SOURCE DATA

-- start --

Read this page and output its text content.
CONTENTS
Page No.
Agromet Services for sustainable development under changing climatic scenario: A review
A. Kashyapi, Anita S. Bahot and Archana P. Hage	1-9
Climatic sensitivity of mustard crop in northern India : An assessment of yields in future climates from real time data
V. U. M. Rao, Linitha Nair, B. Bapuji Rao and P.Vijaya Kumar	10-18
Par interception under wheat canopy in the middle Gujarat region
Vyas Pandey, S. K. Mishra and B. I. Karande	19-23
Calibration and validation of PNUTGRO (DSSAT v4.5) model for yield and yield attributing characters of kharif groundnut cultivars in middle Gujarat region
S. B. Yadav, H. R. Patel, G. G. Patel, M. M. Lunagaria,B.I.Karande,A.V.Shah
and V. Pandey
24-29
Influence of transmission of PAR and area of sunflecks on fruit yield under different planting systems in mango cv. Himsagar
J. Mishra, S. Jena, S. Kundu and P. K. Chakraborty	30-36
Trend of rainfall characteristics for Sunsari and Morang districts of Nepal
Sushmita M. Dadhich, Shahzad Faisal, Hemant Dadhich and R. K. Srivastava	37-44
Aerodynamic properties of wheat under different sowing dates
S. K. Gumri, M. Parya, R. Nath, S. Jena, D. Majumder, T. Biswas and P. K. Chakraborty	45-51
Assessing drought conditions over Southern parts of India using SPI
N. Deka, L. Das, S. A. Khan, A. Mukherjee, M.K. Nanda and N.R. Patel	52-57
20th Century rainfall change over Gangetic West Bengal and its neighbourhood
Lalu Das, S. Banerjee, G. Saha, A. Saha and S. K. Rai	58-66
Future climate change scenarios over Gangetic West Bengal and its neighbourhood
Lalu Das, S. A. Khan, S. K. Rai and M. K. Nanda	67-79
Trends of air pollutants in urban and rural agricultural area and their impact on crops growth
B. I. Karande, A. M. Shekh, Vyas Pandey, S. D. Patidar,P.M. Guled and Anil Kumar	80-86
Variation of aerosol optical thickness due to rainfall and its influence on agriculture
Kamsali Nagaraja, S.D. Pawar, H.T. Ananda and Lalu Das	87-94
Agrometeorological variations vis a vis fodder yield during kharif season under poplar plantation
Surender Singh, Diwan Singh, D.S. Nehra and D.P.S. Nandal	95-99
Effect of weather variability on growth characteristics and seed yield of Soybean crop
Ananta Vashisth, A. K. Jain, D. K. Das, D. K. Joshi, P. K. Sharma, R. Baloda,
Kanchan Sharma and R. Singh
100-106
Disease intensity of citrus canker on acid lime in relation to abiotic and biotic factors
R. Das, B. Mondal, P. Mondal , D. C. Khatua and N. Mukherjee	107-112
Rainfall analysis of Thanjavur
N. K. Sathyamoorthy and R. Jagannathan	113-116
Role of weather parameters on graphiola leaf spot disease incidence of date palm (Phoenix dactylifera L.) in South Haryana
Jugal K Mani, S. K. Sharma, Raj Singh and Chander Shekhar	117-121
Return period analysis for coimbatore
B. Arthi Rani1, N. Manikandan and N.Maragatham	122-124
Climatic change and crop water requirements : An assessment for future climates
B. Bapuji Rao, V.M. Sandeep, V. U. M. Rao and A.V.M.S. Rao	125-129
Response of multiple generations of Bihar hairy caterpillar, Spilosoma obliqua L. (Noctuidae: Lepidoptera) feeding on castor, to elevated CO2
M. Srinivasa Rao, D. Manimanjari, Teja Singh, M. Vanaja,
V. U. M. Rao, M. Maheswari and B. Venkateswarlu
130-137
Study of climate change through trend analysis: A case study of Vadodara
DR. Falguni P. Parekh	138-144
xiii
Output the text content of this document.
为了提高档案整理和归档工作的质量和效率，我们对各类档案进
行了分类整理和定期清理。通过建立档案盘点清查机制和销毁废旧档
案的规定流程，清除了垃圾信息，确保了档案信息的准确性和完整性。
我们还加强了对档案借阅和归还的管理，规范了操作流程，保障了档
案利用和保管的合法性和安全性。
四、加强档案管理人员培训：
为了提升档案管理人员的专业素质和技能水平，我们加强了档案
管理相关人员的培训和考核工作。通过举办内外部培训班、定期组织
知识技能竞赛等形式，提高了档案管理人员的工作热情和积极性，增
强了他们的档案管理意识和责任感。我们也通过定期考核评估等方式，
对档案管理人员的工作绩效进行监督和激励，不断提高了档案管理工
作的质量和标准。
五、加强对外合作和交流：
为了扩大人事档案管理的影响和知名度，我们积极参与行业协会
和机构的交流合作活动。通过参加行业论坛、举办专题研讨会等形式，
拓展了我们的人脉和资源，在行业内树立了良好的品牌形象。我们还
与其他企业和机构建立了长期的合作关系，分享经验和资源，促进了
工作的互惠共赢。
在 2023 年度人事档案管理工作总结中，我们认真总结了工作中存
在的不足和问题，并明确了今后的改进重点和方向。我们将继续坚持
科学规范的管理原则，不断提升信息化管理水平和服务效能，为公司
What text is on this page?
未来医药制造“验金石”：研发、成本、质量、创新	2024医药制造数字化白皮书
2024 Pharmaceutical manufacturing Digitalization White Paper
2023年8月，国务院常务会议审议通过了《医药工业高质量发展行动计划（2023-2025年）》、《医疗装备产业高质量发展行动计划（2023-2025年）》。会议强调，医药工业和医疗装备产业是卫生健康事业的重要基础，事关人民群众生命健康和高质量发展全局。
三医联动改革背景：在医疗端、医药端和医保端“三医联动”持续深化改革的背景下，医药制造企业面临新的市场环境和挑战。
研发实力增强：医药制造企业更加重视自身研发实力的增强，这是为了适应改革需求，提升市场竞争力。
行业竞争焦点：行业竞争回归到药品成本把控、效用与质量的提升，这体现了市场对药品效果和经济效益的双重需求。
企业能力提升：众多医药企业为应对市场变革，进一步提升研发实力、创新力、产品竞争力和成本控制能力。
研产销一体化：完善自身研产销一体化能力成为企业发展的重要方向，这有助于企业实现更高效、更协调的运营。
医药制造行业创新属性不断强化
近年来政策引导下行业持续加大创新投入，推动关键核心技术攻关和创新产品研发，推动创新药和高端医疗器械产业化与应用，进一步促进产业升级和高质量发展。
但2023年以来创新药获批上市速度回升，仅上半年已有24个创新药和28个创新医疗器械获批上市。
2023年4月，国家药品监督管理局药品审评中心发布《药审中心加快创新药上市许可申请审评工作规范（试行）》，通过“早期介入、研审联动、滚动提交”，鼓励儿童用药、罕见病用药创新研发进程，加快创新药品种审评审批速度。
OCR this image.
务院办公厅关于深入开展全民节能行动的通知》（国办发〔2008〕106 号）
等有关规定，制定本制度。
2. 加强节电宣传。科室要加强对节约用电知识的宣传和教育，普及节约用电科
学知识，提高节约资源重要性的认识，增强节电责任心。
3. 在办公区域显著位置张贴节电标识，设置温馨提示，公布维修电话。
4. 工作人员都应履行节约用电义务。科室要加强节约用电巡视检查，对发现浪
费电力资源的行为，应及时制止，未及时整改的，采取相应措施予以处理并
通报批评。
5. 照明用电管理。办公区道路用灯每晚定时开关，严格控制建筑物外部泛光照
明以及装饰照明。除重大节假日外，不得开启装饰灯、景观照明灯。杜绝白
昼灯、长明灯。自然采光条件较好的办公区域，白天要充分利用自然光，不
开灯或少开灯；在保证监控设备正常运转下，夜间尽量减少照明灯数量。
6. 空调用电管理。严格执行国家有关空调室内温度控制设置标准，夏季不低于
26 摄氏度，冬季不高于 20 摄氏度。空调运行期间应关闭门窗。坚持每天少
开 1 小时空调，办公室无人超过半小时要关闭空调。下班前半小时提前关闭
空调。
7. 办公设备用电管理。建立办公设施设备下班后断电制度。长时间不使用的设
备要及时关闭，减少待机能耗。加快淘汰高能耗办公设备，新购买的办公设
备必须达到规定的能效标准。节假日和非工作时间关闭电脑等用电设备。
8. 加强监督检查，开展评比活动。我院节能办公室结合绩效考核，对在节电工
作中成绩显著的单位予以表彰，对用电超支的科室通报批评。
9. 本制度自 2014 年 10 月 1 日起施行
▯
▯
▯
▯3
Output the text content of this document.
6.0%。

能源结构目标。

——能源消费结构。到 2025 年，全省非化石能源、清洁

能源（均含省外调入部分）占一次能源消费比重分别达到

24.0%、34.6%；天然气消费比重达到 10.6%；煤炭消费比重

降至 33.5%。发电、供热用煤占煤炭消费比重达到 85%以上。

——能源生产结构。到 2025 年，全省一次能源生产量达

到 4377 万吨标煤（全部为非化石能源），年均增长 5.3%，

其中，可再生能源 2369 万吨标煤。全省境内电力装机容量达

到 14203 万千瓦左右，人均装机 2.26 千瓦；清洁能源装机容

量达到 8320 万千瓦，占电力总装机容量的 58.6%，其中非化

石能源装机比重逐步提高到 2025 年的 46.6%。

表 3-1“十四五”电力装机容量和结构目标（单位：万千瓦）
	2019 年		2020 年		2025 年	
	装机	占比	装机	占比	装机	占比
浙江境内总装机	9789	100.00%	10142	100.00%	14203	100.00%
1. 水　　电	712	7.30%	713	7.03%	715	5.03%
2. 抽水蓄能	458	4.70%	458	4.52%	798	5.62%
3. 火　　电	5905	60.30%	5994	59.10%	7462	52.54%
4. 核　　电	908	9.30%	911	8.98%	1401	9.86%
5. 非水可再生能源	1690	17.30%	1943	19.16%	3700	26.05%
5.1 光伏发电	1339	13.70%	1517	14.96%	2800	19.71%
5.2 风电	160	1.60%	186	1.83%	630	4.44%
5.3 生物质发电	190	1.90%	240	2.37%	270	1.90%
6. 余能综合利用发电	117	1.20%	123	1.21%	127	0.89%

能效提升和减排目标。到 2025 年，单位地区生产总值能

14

-- end --

TASK TO COMPLETE
Tally the lines of the records holding the word "growth", then state only the tally.

EXERCISE OUTPUT
2